Task statement: State how many lines of the listing below include the word "name". Give only the number.

Provided records:
════

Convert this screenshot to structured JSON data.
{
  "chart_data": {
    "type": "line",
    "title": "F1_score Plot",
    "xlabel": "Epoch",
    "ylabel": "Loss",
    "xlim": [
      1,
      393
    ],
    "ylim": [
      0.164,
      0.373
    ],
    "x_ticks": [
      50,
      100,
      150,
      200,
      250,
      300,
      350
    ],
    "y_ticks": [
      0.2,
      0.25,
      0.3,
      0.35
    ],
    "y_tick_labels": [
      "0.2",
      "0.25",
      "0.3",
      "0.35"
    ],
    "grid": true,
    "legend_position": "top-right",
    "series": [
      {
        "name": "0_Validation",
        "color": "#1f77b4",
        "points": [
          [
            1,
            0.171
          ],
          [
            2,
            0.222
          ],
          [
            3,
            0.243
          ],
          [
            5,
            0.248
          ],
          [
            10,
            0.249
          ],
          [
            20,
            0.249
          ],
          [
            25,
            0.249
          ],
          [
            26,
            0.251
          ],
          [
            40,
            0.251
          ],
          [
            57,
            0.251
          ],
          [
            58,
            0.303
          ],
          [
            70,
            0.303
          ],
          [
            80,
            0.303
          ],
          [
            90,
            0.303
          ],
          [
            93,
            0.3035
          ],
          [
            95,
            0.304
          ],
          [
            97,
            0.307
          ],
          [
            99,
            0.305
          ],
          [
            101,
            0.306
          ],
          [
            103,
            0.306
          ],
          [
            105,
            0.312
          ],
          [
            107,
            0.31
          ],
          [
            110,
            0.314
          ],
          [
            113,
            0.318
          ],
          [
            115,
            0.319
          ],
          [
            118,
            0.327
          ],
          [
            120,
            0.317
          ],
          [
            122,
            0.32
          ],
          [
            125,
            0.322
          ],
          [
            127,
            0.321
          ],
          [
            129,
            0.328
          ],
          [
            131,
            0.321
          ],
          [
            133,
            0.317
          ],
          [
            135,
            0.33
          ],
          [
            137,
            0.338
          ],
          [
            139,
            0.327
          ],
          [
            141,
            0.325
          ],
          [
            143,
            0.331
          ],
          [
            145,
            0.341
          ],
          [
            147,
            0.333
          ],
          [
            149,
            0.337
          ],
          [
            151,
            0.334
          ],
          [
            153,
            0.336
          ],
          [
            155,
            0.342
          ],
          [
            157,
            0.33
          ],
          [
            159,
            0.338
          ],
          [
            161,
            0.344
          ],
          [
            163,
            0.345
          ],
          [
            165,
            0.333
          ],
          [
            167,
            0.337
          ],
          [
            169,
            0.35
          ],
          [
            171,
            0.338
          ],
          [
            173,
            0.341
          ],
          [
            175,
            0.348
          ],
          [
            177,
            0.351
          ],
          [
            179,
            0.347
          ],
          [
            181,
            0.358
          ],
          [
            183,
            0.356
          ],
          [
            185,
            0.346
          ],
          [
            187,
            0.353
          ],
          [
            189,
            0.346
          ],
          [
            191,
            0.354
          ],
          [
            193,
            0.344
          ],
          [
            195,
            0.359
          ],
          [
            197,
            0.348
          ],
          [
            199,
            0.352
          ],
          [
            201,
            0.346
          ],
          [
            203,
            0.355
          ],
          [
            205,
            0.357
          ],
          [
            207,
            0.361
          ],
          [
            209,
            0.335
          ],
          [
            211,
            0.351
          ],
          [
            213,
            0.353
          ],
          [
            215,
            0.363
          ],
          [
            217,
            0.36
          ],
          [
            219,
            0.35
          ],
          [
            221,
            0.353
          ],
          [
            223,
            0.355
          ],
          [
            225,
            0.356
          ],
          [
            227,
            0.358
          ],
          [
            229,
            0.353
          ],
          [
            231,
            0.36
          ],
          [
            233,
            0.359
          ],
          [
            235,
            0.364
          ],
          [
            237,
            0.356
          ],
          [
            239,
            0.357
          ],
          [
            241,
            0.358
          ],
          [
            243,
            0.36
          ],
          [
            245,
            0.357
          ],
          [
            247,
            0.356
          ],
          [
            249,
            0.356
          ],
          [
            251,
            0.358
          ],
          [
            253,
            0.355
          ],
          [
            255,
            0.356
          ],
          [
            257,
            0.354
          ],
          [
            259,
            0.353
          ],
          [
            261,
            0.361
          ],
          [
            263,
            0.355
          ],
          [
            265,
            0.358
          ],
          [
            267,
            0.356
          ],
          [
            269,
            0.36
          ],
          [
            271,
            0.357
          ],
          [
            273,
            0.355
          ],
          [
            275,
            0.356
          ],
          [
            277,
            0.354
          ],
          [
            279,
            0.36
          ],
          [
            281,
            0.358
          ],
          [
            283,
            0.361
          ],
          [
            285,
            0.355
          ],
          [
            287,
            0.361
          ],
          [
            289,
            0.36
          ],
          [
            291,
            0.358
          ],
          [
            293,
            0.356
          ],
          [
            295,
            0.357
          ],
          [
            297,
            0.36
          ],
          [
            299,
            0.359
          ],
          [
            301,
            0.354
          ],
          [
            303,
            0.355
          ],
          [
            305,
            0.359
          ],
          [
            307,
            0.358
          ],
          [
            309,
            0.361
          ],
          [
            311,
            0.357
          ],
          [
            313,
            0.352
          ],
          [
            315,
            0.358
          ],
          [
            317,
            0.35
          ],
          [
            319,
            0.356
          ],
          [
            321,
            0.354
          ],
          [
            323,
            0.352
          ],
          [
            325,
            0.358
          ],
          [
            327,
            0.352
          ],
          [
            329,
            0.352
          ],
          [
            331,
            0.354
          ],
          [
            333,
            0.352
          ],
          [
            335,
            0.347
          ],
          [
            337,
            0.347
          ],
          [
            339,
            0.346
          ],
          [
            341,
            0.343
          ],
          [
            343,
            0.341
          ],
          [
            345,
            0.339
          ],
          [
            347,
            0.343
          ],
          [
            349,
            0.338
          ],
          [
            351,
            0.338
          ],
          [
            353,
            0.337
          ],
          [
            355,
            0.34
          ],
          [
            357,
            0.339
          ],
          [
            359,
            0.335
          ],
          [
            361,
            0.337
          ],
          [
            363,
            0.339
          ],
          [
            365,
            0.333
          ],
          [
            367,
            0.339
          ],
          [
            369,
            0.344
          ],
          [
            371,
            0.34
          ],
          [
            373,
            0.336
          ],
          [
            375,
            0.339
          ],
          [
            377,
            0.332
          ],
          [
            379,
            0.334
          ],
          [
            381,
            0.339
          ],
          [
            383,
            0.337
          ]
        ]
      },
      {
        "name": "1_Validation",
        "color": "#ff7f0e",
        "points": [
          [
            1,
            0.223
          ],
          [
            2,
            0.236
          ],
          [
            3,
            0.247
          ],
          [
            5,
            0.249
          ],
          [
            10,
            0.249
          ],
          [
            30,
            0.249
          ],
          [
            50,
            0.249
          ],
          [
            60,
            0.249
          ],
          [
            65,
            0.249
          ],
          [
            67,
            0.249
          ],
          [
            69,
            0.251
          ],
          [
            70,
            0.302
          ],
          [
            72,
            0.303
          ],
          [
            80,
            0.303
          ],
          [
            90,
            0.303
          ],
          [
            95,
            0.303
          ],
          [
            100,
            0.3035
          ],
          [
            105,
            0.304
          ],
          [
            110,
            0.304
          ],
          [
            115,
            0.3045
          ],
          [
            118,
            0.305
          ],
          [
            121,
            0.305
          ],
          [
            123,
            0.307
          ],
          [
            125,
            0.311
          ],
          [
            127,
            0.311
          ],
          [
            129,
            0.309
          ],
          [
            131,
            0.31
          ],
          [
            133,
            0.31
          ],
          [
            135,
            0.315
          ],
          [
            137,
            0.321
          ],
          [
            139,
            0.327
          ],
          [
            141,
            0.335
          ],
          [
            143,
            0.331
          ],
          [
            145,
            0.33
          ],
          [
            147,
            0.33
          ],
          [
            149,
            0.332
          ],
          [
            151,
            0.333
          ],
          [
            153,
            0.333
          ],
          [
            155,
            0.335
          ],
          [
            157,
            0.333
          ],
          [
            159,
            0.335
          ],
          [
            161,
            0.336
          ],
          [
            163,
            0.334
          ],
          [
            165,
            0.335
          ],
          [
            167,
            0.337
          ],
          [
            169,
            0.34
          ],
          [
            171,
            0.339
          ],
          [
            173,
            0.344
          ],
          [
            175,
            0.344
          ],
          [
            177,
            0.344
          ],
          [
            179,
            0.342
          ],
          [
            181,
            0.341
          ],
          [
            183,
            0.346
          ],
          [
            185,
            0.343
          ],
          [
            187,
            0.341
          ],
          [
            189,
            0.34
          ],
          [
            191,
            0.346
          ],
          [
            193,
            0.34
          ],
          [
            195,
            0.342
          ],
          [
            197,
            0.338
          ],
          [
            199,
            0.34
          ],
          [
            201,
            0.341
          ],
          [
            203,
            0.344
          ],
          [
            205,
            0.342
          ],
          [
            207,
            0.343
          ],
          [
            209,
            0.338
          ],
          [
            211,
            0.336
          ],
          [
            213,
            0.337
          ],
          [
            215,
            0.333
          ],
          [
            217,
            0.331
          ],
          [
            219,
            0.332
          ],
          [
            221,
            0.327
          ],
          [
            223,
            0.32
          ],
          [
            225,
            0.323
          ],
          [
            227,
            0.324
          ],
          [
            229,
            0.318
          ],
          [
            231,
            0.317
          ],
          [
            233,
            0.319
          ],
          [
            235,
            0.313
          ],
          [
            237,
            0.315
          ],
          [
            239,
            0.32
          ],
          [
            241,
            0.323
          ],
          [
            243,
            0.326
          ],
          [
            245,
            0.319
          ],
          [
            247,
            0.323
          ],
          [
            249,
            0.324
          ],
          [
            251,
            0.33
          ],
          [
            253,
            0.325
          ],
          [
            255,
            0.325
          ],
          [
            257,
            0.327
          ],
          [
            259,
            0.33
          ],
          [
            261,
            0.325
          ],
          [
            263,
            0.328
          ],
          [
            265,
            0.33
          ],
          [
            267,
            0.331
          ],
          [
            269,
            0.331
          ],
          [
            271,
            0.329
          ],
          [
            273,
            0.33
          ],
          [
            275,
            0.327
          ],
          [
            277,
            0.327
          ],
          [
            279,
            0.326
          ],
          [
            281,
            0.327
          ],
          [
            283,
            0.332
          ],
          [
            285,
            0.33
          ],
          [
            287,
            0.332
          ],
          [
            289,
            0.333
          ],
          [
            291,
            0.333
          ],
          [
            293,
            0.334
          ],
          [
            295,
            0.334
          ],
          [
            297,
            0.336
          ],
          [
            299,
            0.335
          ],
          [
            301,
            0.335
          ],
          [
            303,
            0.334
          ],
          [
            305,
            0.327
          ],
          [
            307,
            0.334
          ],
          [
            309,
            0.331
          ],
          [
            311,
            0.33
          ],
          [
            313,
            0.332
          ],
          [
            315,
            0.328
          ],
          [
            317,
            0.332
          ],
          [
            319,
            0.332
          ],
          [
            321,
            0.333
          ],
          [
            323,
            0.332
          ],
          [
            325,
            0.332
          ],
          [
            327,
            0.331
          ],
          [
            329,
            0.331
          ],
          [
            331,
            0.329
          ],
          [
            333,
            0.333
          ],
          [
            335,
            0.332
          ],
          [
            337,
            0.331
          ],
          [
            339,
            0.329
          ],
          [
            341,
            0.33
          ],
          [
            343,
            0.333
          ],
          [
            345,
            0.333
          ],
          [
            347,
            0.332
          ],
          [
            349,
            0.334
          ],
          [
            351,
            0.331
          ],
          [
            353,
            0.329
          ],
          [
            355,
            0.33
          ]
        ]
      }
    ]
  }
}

════

Correct result: 2